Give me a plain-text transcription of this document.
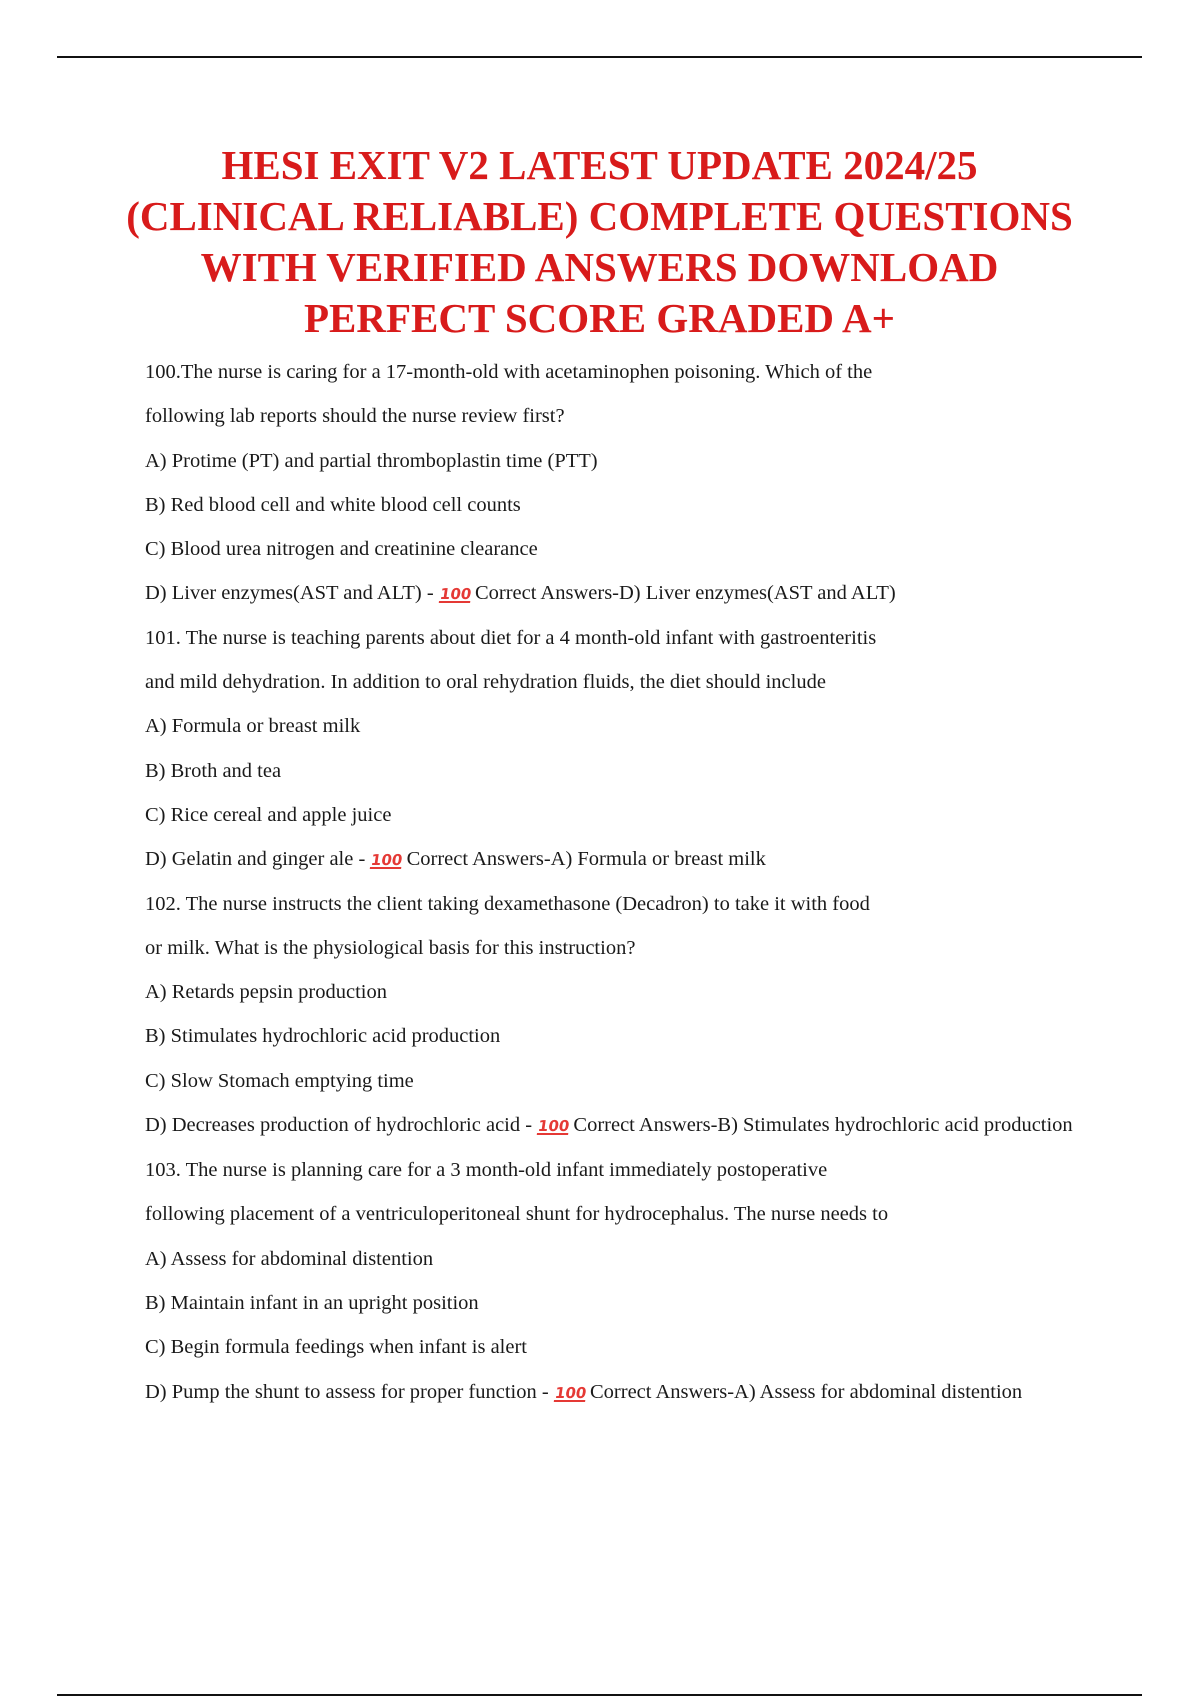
HESI EXIT V2 LATEST UPDATE 2024/25
(CLINICAL RELIABLE) COMPLETE QUESTIONS
WITH VERIFIED ANSWERS DOWNLOAD
PERFECT SCORE GRADED A+
100.The nurse is caring for a 17-month-old with acetaminophen poisoning. Which of the
following lab reports should the nurse review first?
A) Protime (PT) and partial thromboplastin time (PTT)
B) Red blood cell and white blood cell counts
C) Blood urea nitrogen and creatinine clearance
D) Liver enzymes(AST and ALT) - 100 Correct Answers-D) Liver enzymes(AST and ALT)
101. The nurse is teaching parents about diet for a 4 month-old infant with gastroenteritis
and mild dehydration. In addition to oral rehydration fluids, the diet should include
A) Formula or breast milk
B) Broth and tea
C) Rice cereal and apple juice
D) Gelatin and ginger ale - 100 Correct Answers-A) Formula or breast milk
102. The nurse instructs the client taking dexamethasone (Decadron) to take it with food
or milk. What is the physiological basis for this instruction?
A) Retards pepsin production
B) Stimulates hydrochloric acid production
C) Slow Stomach emptying time
D) Decreases production of hydrochloric acid - 100 Correct Answers-B) Stimulates hydrochloric acid production
103. The nurse is planning care for a 3 month-old infant immediately postoperative
following placement of a ventriculoperitoneal shunt for hydrocephalus. The nurse needs to
A) Assess for abdominal distention
B) Maintain infant in an upright position
C) Begin formula feedings when infant is alert
D) Pump the shunt to assess for proper function - 100 Correct Answers-A) Assess for abdominal distention
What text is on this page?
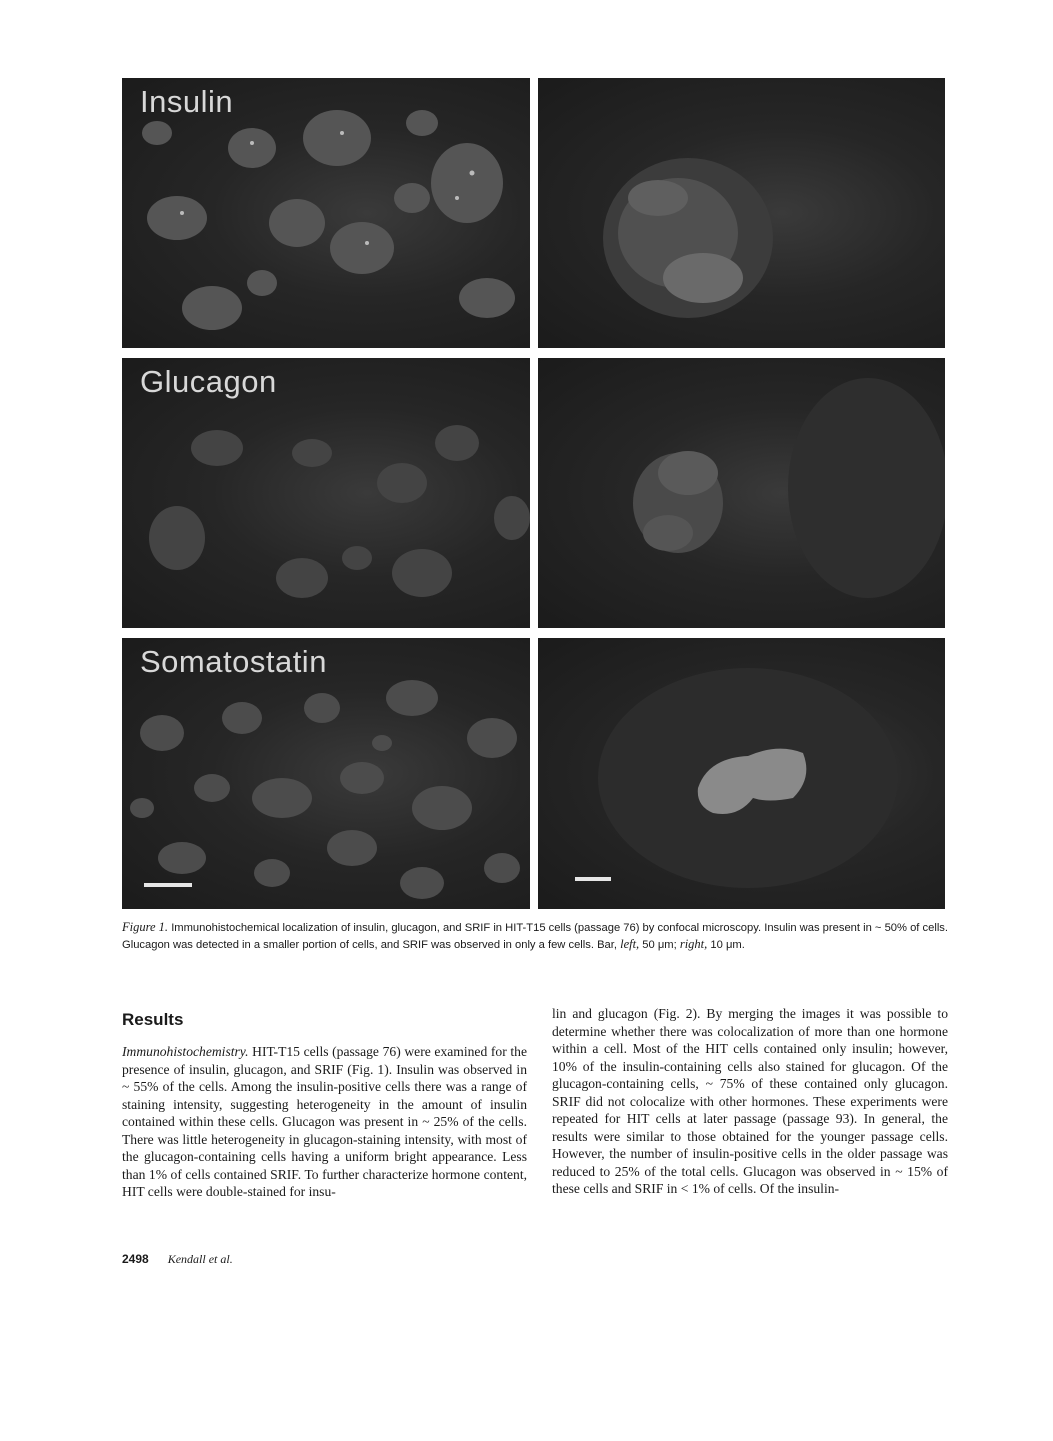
Insulin
Glucagon
Somatostatin
Figure 1. Immunohistochemical localization of insulin, glucagon, and SRIF in HIT-T15 cells (passage 76) by confocal microscopy. Insulin was present in ~ 50% of cells. Glucagon was detected in a smaller portion of cells, and SRIF was observed in only a few cells. Bar, left, 50 μm; right, 10 μm.
Results
Immunohistochemistry. HIT-T15 cells (passage 76) were examined for the presence of insulin, glucagon, and SRIF (Fig. 1). Insulin was observed in ~ 55% of the cells. Among the insulin-positive cells there was a range of staining intensity, suggesting heterogeneity in the amount of insulin contained within these cells. Glucagon was present in ~ 25% of the cells. There was little heterogeneity in glucagon-staining intensity, with most of the glucagon-containing cells having a uniform bright appearance. Less than 1% of cells contained SRIF. To further characterize hormone content, HIT cells were double-stained for insu-
lin and glucagon (Fig. 2). By merging the images it was possible to determine whether there was colocalization of more than one hormone within a cell. Most of the HIT cells contained only insulin; however, 10% of the insulin-containing cells also stained for glucagon. Of the glucagon-containing cells, ~ 75% of these contained only glucagon. SRIF did not colocalize with other hormones. These experiments were repeated for HIT cells at later passage (passage 93). In general, the results were similar to those obtained for the younger passage cells. However, the number of insulin-positive cells in the older passage was reduced to 25% of the total cells. Glucagon was observed in ~ 15% of these cells and SRIF in < 1% of cells. Of the insulin-
2498 Kendall et al.
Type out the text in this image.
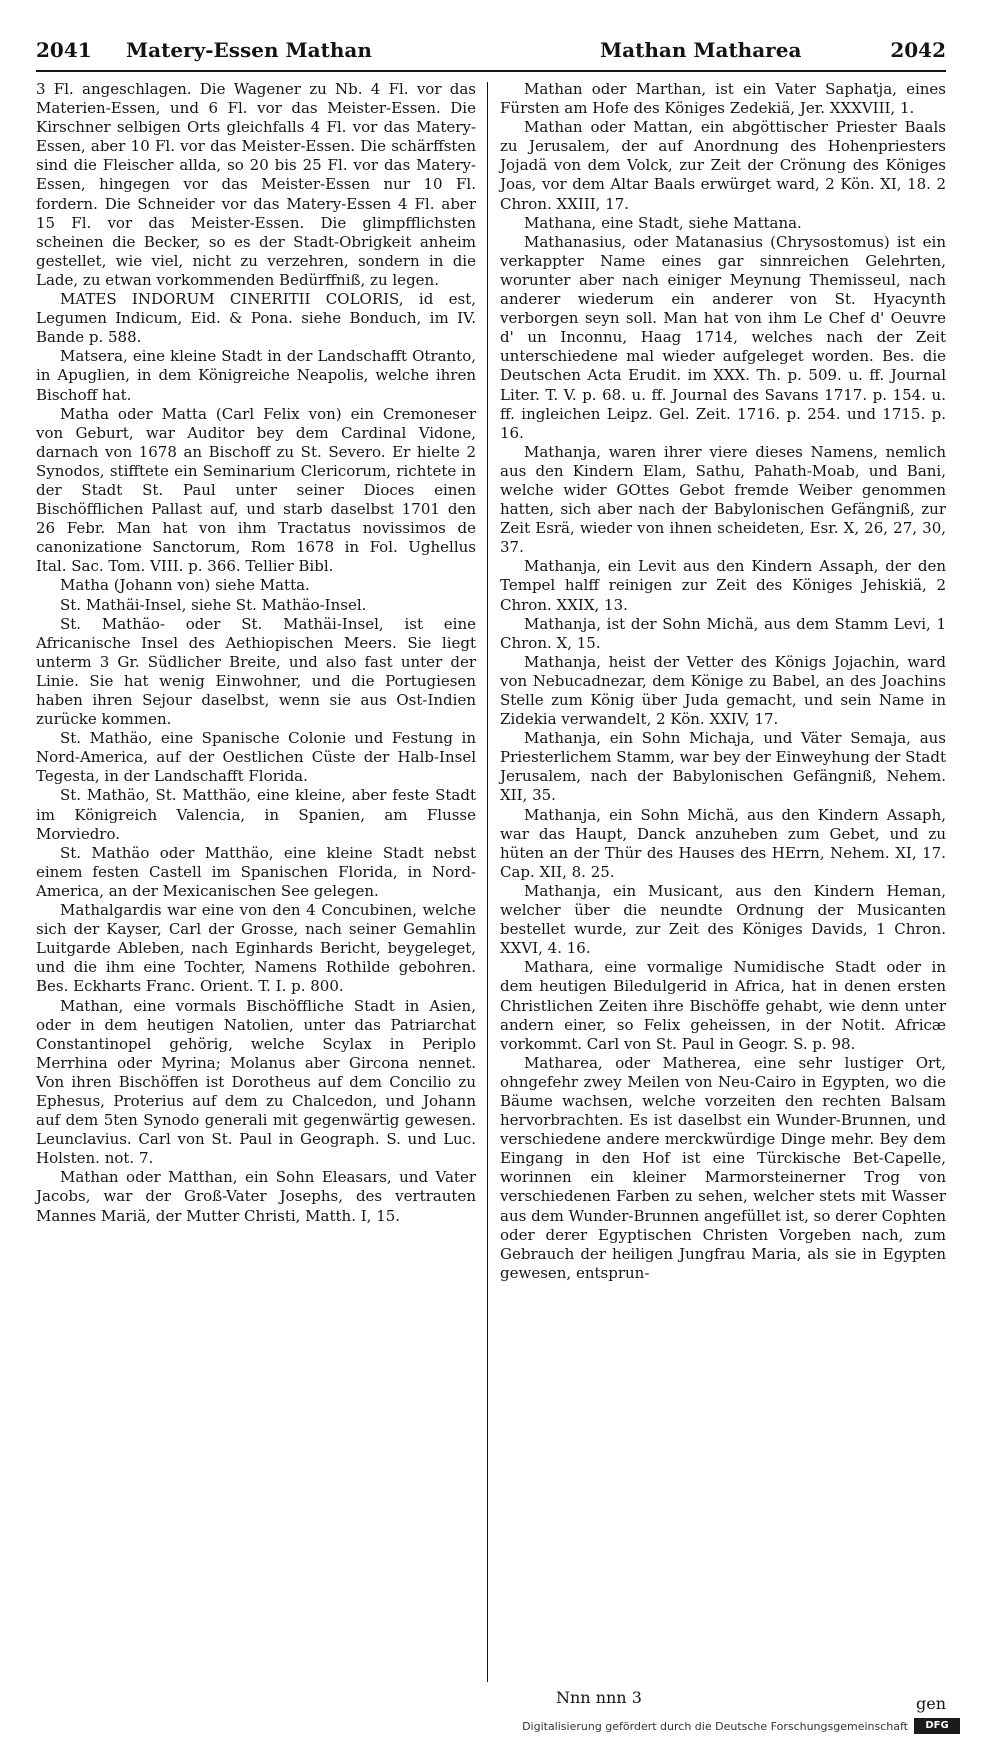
2041 Matery-Essen Mathan	Mathan Matharea	2042

3 Fl. angeschlagen. Die Wagener zu Nb. 4 Fl. vor das Materien-Essen, und 6 Fl. vor das Meister-Essen. Die Kirschner selbigen Orts gleichfalls 4 Fl. vor das Matery-Essen, aber 10 Fl. vor das Meister-Essen. Die schärffsten sind die Fleischer allda, so 20 bis 25 Fl. vor das Matery-Essen, hingegen vor das Meister-Essen nur 10 Fl. fordern. Die Schneider vor das Matery-Essen 4 Fl. aber 15 Fl. vor das Meister-Essen. Die glimpfflichsten scheinen die Becker, so es der Stadt-Obrigkeit anheim gestellet, wie viel, nicht zu verzehren, sondern in die Lade, zu etwan vorkommenden Bedürffniß, zu legen.

MATES INDORUM CINERITII COLORIS, id est, Legumen Indicum, Eid. & Pona. siehe Bonduch, im IV. Bande p. 588.

Matsera, eine kleine Stadt in der Landschafft Otranto, in Apuglien, in dem Königreiche Neapolis, welche ihren Bischoff hat.

Matha oder Matta (Carl Felix von) ein Cremoneser von Geburt, war Auditor bey dem Cardinal Vidone, darnach von 1678 an Bischoff zu St. Severo. Er hielte 2 Synodos, stifftete ein Seminarium Clericorum, richtete in der Stadt St. Paul unter seiner Dioces einen Bischöfflichen Pallast auf, und starb daselbst 1701 den 26 Febr. Man hat von ihm Tractatus novissimos de canonizatione Sanctorum, Rom 1678 in Fol. Ughellus Ital. Sac. Tom. VIII. p. 366. Tellier Bibl.

Matha (Johann von) siehe Matta.

St. Mathäi-Insel, siehe St. Mathäo-Insel.

St. Mathäo- oder St. Mathäi-Insel, ist eine Africanische Insel des Aethiopischen Meers. Sie liegt unterm 3 Gr. Südlicher Breite, und also fast unter der Linie. Sie hat wenig Einwohner, und die Portugiesen haben ihren Sejour daselbst, wenn sie aus Ost-Indien zurücke kommen.

St. Mathäo, eine Spanische Colonie und Festung in Nord-America, auf der Oestlichen Cüste der Halb-Insel Tegesta, in der Landschafft Florida.

St. Mathäo, St. Matthäo, eine kleine, aber feste Stadt im Königreich Valencia, in Spanien, am Flusse Morviedro.

St. Mathäo oder Matthäo, eine kleine Stadt nebst einem festen Castell im Spanischen Florida, in Nord-America, an der Mexicanischen See gelegen.

Mathalgardis war eine von den 4 Concubinen, welche sich der Kayser, Carl der Grosse, nach seiner Gemahlin Luitgarde Ableben, nach Eginhards Bericht, beygeleget, und die ihm eine Tochter, Namens Rothilde gebohren. Bes. Eckharts Franc. Orient. T. I. p. 800.

Mathan, eine vormals Bischöffliche Stadt in Asien, oder in dem heutigen Natolien, unter das Patriarchat Constantinopel gehörig, welche Scylax in Periplo Merrhina oder Myrina; Molanus aber Gircona nennet. Von ihren Bischöffen ist Dorotheus auf dem Concilio zu Ephesus, Proterius auf dem zu Chalcedon, und Johann auf dem 5ten Synodo generali mit gegenwärtig gewesen. Leunclavius. Carl von St. Paul in Geograph. S. und Luc. Holsten. not. 7.

Mathan oder Matthan, ein Sohn Eleasars, und Vater Jacobs, war der Groß-Vater Josephs, des vertrauten Mannes Mariä, der Mutter Christi, Matth. I, 15.

Mathan oder Marthan, ist ein Vater Saphatja, eines Fürsten am Hofe des Königes Zedekiä, Jer. XXXVIII, 1.

Mathan oder Mattan, ein abgöttischer Priester Baals zu Jerusalem, der auf Anordnung des Hohenpriesters Jojadä von dem Volck, zur Zeit der Crönung des Königes Joas, vor dem Altar Baals erwürget ward, 2 Kön. XI, 18. 2 Chron. XXIII, 17.

Mathana, eine Stadt, siehe Mattana.

Mathanasius, oder Matanasius (Chrysostomus) ist ein verkappter Name eines gar sinnreichen Gelehrten, worunter aber nach einiger Meynung Themisseul, nach anderer wiederum ein anderer von St. Hyacynth verborgen seyn soll. Man hat von ihm Le Chef d' Oeuvre d' un Inconnu, Haag 1714, welches nach der Zeit unterschiedene mal wieder aufgeleget worden. Bes. die Deutschen Acta Erudit. im XXX. Th. p. 509. u. ff. Journal Liter. T. V. p. 68. u. ff. Journal des Savans 1717. p. 154. u. ff. ingleichen Leipz. Gel. Zeit. 1716. p. 254. und 1715. p. 16.

Mathanja, waren ihrer viere dieses Namens, nemlich aus den Kindern Elam, Sathu, Pahath-Moab, und Bani, welche wider GOttes Gebot fremde Weiber genommen hatten, sich aber nach der Babylonischen Gefängniß, zur Zeit Esrä, wieder von ihnen scheideten, Esr. X, 26, 27, 30, 37.

Mathanja, ein Levit aus den Kindern Assaph, der den Tempel halff reinigen zur Zeit des Königes Jehiskiä, 2 Chron. XXIX, 13.

Mathanja, ist der Sohn Michä, aus dem Stamm Levi, 1 Chron. X, 15.

Mathanja, heist der Vetter des Königs Jojachin, ward von Nebucadnezar, dem Könige zu Babel, an des Joachins Stelle zum König über Juda gemacht, und sein Name in Zidekia verwandelt, 2 Kön. XXIV, 17.

Mathanja, ein Sohn Michaja, und Väter Semaja, aus Priesterlichem Stamm, war bey der Einweyhung der Stadt Jerusalem, nach der Babylonischen Gefängniß, Nehem. XII, 35.

Mathanja, ein Sohn Michä, aus den Kindern Assaph, war das Haupt, Danck anzuheben zum Gebet, und zu hüten an der Thür des Hauses des HErrn, Nehem. XI, 17. Cap. XII, 8. 25.

Mathanja, ein Musicant, aus den Kindern Heman, welcher über die neundte Ordnung der Musicanten bestellet wurde, zur Zeit des Königes Davids, 1 Chron. XXVI, 4. 16.

Mathara, eine vormalige Numidische Stadt oder in dem heutigen Biledulgerid in Africa, hat in denen ersten Christlichen Zeiten ihre Bischöffe gehabt, wie denn unter andern einer, so Felix geheissen, in der Notit. Africæ vorkommt. Carl von St. Paul in Geogr. S. p. 98.

Matharea, oder Matherea, eine sehr lustiger Ort, ohngefehr zwey Meilen von Neu-Cairo in Egypten, wo die Bäume wachsen, welche vorzeiten den rechten Balsam hervorbrachten. Es ist daselbst ein Wunder-Brunnen, und verschiedene andere merckwürdige Dinge mehr. Bey dem Eingang in den Hof ist eine Türckische Bet-Capelle, worinnen ein kleiner Marmorsteinerner Trog von verschiedenen Farben zu sehen, welcher stets mit Wasser aus dem Wunder-Brunnen angefüllet ist, so derer Cophten oder derer Egyptischen Christen Vorgeben nach, zum Gebrauch der heiligen Jungfrau Maria, als sie in Egypten gewesen, entsprun-

Nnn nnn 3	gen
Digitalisierung gefördert durch die Deutsche Forschungsgemeinschaft	DFG
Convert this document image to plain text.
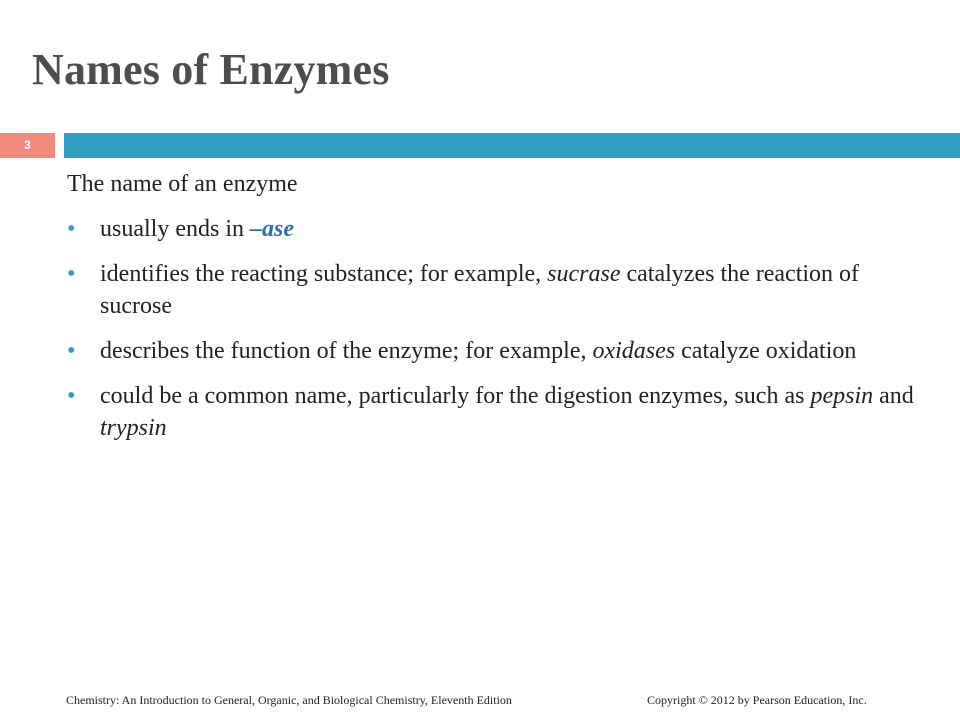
Names of Enzymes
3

The name of an enzyme

• usually ends in –ase
• identifies the reacting substance; for example, sucrase catalyzes the reaction of sucrose
• describes the function of the enzyme; for example, oxidases catalyze oxidation
• could be a common name, particularly for the digestion enzymes, such as pepsin and trypsin
Chemistry: An Introduction to General, Organic, and Biological Chemistry, Eleventh Edition	Copyright © 2012 by Pearson Education, Inc.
------------------------------------
* Task description:
Find out how many lines above hold "Paul". Write only the number.

* Your response:
3